* [Excerpt to read]:
========================================================================

This is an application issued today by Mr Max Kay, the second defendant to this claim, to set aside a judgment against him that was entered on 26th February 2020. The application was first sent to the court as a draft on 10th February 2022 but was not issued or served at that time. Mr Kay did not attend the first day of the trial, for which two different explanations have been given to me involving his health and traffic problems, but he has attended at the start of the second day of the trial to pursue his application.

2.

The claim by the claimant against Mr Kay, the second defendant, is based on a guarantee of a loan for £200,000 that was signed by Mr Kay and by Mr Tyrrell, the third defendant, in October 2015. It appears that Mr Kay does not dispute that he signed that guarantee. He refers to himself in the skeleton argument that has been provided in support of the application as being the borrower in connection with the loan. He says the loan was made to him and him alone but it appears that what may be meant by that is simply that he accepts that he signed a guarantee document in relation to the full amount of the loan.

3.

What would be Mr Kay’s defence is that he suggests that, by a series of monetary payments and the transfer of other property over a period of three to four years from 2015, Mr Cole has effectively been repaid. Some detail in that regard is provided in a witness statement that Mr Kay prepared in connection with the trial, or someone on his behalf prepared, which is dated 10th February 2022. However, Mr Kay has not been an active defendant in this claim since judgment was granted in February 2020.

========================================================================

* [Data entries]:
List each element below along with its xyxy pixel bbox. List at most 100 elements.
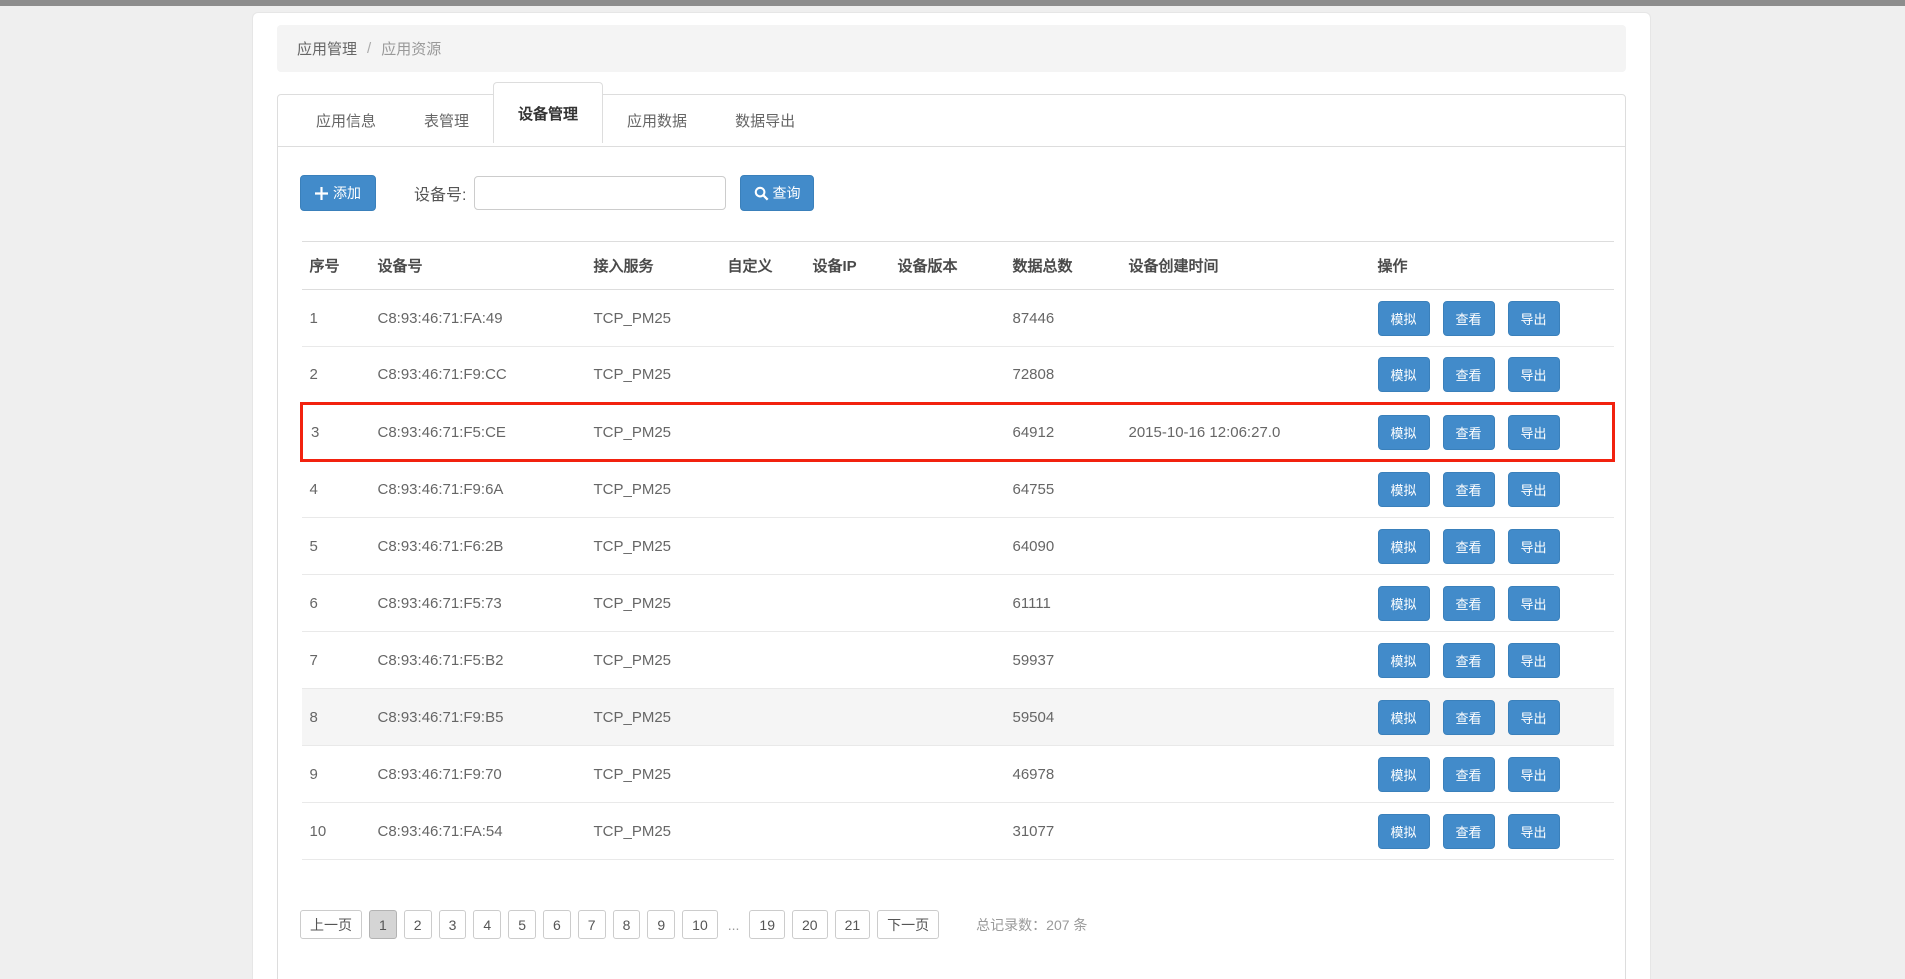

========================================================================

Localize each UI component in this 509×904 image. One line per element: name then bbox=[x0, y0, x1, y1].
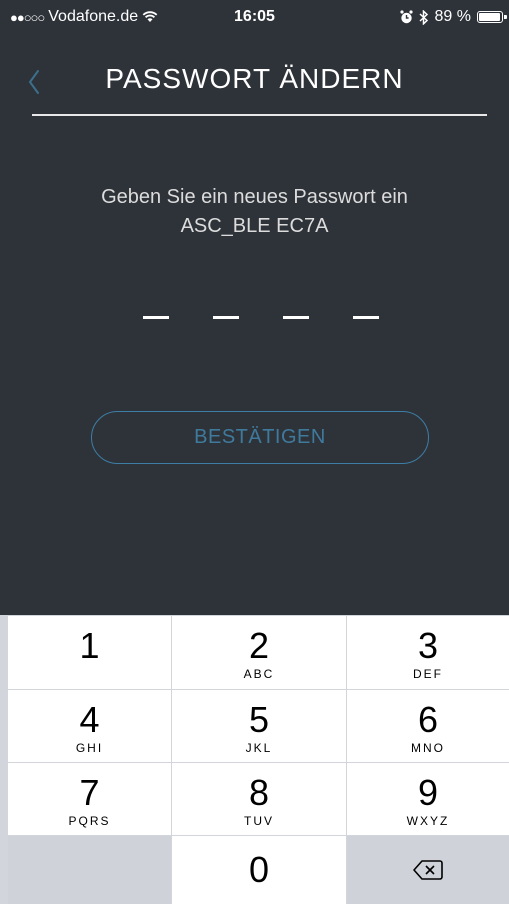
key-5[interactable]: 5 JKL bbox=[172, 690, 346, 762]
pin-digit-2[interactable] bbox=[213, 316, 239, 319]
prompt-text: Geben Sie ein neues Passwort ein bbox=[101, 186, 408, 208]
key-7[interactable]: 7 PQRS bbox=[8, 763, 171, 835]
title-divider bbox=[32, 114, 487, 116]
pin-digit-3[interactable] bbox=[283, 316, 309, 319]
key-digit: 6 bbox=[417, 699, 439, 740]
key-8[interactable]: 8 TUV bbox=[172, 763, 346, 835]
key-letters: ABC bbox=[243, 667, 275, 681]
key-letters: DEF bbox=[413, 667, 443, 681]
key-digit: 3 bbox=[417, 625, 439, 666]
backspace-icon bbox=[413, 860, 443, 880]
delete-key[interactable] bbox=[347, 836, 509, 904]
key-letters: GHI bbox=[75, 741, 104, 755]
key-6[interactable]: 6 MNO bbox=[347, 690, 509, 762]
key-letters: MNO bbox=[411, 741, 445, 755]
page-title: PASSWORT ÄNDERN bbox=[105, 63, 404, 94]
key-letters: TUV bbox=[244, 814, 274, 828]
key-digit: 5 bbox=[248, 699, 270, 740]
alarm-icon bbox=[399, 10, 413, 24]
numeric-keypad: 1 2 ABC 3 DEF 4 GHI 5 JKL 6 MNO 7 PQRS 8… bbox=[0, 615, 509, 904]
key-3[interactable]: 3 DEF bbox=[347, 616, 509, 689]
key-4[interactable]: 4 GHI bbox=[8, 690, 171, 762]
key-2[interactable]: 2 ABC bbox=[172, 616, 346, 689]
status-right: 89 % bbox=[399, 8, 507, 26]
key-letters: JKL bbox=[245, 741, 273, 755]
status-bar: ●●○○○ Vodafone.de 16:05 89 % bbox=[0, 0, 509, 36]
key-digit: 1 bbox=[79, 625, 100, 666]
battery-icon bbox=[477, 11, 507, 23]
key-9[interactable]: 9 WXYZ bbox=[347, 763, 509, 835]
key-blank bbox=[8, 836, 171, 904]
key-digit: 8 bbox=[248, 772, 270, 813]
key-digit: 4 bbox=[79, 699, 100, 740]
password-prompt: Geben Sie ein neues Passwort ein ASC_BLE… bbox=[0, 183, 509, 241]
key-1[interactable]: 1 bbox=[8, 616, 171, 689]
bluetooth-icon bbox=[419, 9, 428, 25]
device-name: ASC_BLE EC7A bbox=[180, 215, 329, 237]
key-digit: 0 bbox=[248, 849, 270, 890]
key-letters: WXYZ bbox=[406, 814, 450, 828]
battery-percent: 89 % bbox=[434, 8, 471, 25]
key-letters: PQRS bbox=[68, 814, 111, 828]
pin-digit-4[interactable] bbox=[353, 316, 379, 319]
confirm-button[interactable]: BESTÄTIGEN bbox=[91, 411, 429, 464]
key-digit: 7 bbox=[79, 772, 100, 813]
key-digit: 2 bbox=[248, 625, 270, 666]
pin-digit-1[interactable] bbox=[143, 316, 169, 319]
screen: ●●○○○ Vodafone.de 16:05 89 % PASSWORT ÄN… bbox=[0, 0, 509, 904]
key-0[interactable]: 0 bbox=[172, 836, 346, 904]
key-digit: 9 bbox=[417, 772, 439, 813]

========================================================================

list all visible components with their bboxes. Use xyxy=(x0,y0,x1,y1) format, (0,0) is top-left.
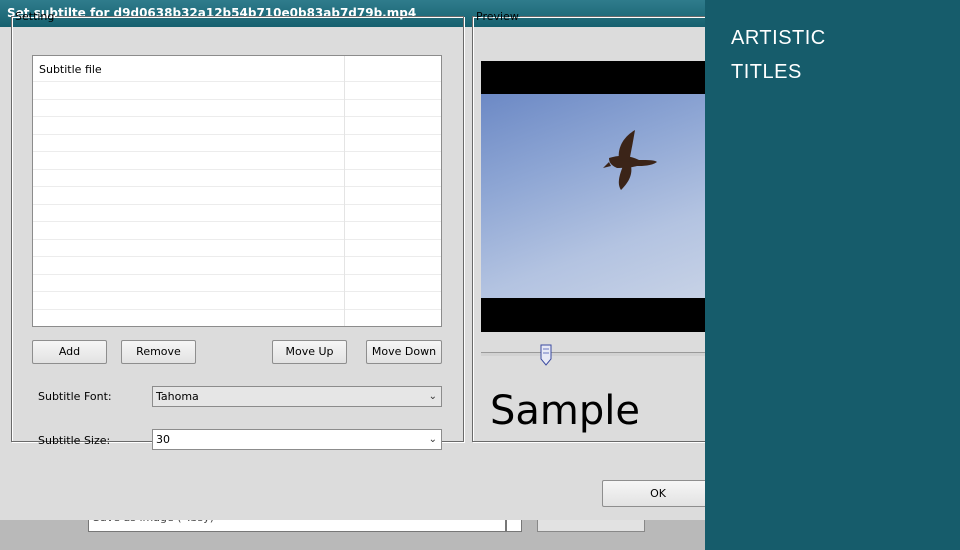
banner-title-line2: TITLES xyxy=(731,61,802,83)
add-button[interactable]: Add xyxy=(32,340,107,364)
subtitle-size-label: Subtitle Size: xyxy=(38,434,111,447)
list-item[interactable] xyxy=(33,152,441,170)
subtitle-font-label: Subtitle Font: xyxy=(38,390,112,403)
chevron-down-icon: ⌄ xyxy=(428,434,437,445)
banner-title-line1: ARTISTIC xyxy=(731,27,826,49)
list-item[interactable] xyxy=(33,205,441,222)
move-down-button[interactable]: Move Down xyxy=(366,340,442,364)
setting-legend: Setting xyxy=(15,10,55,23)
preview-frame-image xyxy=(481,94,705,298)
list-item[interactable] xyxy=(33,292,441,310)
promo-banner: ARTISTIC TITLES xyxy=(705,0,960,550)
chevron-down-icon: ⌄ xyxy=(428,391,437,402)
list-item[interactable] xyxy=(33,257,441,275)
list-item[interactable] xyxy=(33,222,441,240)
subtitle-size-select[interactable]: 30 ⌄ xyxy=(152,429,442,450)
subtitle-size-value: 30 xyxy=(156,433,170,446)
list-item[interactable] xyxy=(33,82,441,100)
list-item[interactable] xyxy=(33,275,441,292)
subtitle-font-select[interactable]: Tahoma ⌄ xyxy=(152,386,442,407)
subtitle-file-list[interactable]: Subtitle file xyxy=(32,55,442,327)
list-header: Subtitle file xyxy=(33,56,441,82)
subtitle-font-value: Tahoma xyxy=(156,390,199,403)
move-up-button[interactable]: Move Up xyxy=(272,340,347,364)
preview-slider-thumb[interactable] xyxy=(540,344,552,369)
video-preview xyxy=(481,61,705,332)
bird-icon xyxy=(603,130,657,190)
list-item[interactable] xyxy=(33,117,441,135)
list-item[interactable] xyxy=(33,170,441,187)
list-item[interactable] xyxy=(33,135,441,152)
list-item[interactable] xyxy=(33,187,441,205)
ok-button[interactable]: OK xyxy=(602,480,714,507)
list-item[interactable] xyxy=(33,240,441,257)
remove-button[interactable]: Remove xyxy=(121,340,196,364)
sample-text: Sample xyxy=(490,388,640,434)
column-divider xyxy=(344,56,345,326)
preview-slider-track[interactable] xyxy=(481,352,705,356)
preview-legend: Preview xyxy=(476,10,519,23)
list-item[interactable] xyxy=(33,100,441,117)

========================================================================

* [The problem]:
Copy out the court judgment excerpt above word for word, from start to finish.

* [Correct output]:
This is an application issued today by Mr Max Kay, the second defendant to this claim, to set aside a judgment against him that was entered on 26th February 2020. The application was first sent to the court as a draft on 10th February 2022 but was not issued or served at that time. Mr Kay did not attend the first day of the trial, for which two different explanations have been given to me involving his health and traffic problems, but he has attended at the start of the second day of the trial to pursue his application.

2.

The claim by the claimant against Mr Kay, the second defendant, is based on a guarantee of a loan for £200,000 that was signed by Mr Kay and by Mr Tyrrell, the third defendant, in October 2015. It appears that Mr Kay does not dispute that he signed that guarantee. He refers to himself in the skeleton argument that has been provided in support of the application as being the borrower in connection with the loan. He says the loan was made to him and him alone but it appears that what may be meant by that is simply that he accepts that he signed a guarantee document in relation to the full amount of the loan.

3.

What would be Mr Kay’s defence is that he suggests that, by a series of monetary payments and the transfer of other property over a period of three to four years from 2015, Mr Cole has effectively been repaid. Some detail in that regard is provided in a witness statement that Mr Kay prepared in connection with the trial, or someone on his behalf prepared, which is dated 10th February 2022. However, Mr Kay has not been an active defendant in this claim since judgment was granted in February 2020.